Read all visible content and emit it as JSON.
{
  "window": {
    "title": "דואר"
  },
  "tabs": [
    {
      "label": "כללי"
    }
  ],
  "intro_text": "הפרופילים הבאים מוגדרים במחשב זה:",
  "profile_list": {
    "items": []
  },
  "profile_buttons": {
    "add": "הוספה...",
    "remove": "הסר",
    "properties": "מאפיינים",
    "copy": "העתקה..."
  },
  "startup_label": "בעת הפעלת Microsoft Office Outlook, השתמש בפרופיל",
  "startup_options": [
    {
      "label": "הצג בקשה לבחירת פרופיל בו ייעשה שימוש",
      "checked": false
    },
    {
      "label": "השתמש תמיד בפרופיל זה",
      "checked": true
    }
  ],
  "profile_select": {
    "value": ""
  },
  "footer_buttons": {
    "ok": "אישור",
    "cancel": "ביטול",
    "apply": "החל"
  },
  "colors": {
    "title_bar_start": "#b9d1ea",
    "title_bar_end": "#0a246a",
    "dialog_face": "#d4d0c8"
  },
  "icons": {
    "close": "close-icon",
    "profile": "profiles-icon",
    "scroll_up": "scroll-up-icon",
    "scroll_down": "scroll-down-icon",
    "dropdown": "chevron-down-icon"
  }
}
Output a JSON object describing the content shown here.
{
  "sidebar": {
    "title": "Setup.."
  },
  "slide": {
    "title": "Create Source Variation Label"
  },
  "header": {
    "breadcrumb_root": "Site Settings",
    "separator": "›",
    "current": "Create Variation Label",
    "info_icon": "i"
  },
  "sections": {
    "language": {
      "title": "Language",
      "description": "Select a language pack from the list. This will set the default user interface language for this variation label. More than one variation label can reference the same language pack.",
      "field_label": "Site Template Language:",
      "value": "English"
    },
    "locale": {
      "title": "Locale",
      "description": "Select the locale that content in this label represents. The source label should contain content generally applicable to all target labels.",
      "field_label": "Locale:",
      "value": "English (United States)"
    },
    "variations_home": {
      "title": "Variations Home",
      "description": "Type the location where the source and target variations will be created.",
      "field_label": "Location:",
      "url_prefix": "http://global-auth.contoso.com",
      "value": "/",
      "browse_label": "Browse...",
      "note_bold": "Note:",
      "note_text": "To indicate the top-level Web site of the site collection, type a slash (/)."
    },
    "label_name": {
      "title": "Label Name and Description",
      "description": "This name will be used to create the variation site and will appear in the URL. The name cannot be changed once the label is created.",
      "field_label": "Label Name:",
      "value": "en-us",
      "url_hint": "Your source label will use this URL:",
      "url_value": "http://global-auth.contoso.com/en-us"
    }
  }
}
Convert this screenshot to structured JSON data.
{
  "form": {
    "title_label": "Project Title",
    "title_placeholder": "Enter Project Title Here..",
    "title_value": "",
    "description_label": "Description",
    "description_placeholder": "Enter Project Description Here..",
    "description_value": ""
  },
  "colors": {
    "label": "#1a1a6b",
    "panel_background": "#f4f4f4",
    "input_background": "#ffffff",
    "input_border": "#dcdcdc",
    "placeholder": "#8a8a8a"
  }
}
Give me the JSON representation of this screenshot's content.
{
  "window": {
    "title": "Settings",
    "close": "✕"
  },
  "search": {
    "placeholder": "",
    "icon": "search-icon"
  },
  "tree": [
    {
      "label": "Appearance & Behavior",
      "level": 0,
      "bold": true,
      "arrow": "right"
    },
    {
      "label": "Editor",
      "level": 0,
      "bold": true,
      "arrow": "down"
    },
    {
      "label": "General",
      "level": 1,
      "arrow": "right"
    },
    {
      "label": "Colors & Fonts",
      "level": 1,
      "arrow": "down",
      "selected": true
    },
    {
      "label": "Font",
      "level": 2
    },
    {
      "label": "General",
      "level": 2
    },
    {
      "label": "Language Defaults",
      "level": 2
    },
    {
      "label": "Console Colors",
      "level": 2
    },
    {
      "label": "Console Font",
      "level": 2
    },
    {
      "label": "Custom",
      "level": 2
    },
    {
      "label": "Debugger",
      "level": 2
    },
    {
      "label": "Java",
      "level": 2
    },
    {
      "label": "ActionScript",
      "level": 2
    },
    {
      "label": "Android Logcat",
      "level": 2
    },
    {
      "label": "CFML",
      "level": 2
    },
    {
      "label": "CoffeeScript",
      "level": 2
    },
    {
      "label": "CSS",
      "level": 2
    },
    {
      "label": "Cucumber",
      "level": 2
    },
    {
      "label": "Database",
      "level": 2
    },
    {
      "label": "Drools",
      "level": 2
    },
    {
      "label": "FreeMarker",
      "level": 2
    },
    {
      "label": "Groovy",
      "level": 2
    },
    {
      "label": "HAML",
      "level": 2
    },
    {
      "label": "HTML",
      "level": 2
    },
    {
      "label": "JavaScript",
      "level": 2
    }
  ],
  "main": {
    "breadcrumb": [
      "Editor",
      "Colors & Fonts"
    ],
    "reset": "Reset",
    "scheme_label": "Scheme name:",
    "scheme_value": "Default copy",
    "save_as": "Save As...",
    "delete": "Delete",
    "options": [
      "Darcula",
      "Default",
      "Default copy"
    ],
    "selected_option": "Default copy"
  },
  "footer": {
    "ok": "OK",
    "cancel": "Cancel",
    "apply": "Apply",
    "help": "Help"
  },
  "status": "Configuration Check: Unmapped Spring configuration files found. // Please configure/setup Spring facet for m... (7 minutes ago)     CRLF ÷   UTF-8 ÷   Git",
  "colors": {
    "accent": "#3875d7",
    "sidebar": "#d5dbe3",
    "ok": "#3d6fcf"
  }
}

## TASK TO COMPLETE
Repeat every entry word for word.

## REPLY TO THE TASK
Read all visible content and emit it as JSON.
{
  "window": {
    "title": "דואר"
  },
  "tabs": [
    {
      "label": "כללי"
    }
  ],
  "intro_text": "הפרופילים הבאים מוגדרים במחשב זה:",
  "profile_list": {
    "items": []
  },
  "profile_buttons": {
    "add": "הוספה...",
    "remove": "הסר",
    "properties": "מאפיינים",
    "copy": "העתקה..."
  },
  "startup_label": "בעת הפעלת Microsoft Office Outlook, השתמש בפרופיל",
  "startup_options": [
    {
      "label": "הצג בקשה לבחירת פרופיל בו ייעשה שימוש",
      "checked": false
    },
    {
      "label": "השתמש תמיד בפרופיל זה",
      "checked": true
    }
  ],
  "profile_select": {
    "value": ""
  },
  "footer_buttons": {
    "ok": "אישור",
    "cancel": "ביטול",
    "apply": "החל"
  },
  "colors": {
    "title_bar_start": "#b9d1ea",
    "title_bar_end": "#0a246a",
    "dialog_face": "#d4d0c8"
  },
  "icons": {
    "close": "close-icon",
    "profile": "profiles-icon",
    "scroll_up": "scroll-up-icon",
    "scroll_down": "scroll-down-icon",
    "dropdown": "chevron-down-icon"
  }
}
Output a JSON object describing the content shown here.
{
  "sidebar": {
    "title": "Setup.."
  },
  "slide": {
    "title": "Create Source Variation Label"
  },
  "header": {
    "breadcrumb_root": "Site Settings",
    "separator": "›",
    "current": "Create Variation Label",
    "info_icon": "i"
  },
  "sections": {
    "language": {
      "title": "Language",
      "description": "Select a language pack from the list. This will set the default user interface language for this variation label. More than one variation label can reference the same language pack.",
      "field_label": "Site Template Language:",
      "value": "English"
    },
    "locale": {
      "title": "Locale",
      "description": "Select the locale that content in this label represents. The source label should contain content generally applicable to all target labels.",
      "field_label": "Locale:",
      "value": "English (United States)"
    },
    "variations_home": {
      "title": "Variations Home",
      "description": "Type the location where the source and target variations will be created.",
      "field_label": "Location:",
      "url_prefix": "http://global-auth.contoso.com",
      "value": "/",
      "browse_label": "Browse...",
      "note_bold": "Note:",
      "note_text": "To indicate the top-level Web site of the site collection, type a slash (/)."
    },
    "label_name": {
      "title": "Label Name and Description",
      "description": "This name will be used to create the variation site and will appear in the URL. The name cannot be changed once the label is created.",
      "field_label": "Label Name:",
      "value": "en-us",
      "url_hint": "Your source label will use this URL:",
      "url_value": "http://global-auth.contoso.com/en-us"
    }
  }
}
Convert this screenshot to structured JSON data.
{
  "form": {
    "title_label": "Project Title",
    "title_placeholder": "Enter Project Title Here..",
    "title_value": "",
    "description_label": "Description",
    "description_placeholder": "Enter Project Description Here..",
    "description_value": ""
  },
  "colors": {
    "label": "#1a1a6b",
    "panel_background": "#f4f4f4",
    "input_background": "#ffffff",
    "input_border": "#dcdcdc",
    "placeholder": "#8a8a8a"
  }
}
Give me the JSON representation of this screenshot's content.
{
  "window": {
    "title": "Settings",
    "close": "✕"
  },
  "search": {
    "placeholder": "",
    "icon": "search-icon"
  },
  "tree": [
    {
      "label": "Appearance & Behavior",
      "level": 0,
      "bold": true,
      "arrow": "right"
    },
    {
      "label": "Editor",
      "level": 0,
      "bold": true,
      "arrow": "down"
    },
    {
      "label": "General",
      "level": 1,
      "arrow": "right"
    },
    {
      "label": "Colors & Fonts",
      "level": 1,
      "arrow": "down",
      "selected": true
    },
    {
      "label": "Font",
      "level": 2
    },
    {
      "label": "General",
      "level": 2
    },
    {
      "label": "Language Defaults",
      "level": 2
    },
    {
      "label": "Console Colors",
      "level": 2
    },
    {
      "label": "Console Font",
      "level": 2
    },
    {
      "label": "Custom",
      "level": 2
    },
    {
      "label": "Debugger",
      "level": 2
    },
    {
      "label": "Java",
      "level": 2
    },
    {
      "label": "ActionScript",
      "level": 2
    },
    {
      "label": "Android Logcat",
      "level": 2
    },
    {
      "label": "CFML",
      "level": 2
    },
    {
      "label": "CoffeeScript",
      "level": 2
    },
    {
      "label": "CSS",
      "level": 2
    },
    {
      "label": "Cucumber",
      "level": 2
    },
    {
      "label": "Database",
      "level": 2
    },
    {
      "label": "Drools",
      "level": 2
    },
    {
      "label": "FreeMarker",
      "level": 2
    },
    {
      "label": "Groovy",
      "level": 2
    },
    {
      "label": "HAML",
      "level": 2
    },
    {
      "label": "HTML",
      "level": 2
    },
    {
      "label": "JavaScript",
      "level": 2
    }
  ],
  "main": {
    "breadcrumb": [
      "Editor",
      "Colors & Fonts"
    ],
    "reset": "Reset",
    "scheme_label": "Scheme name:",
    "scheme_value": "Default copy",
    "save_as": "Save As...",
    "delete": "Delete",
    "options": [
      "Darcula",
      "Default",
      "Default copy"
    ],
    "selected_option": "Default copy"
  },
  "footer": {
    "ok": "OK",
    "cancel": "Cancel",
    "apply": "Apply",
    "help": "Help"
  },
  "status": "Configuration Check: Unmapped Spring configuration files found. // Please configure/setup Spring facet for m... (7 minutes ago)     CRLF ÷   UTF-8 ÷   Git",
  "colors": {
    "accent": "#3875d7",
    "sidebar": "#d5dbe3",
    "ok": "#3d6fcf"
  }
}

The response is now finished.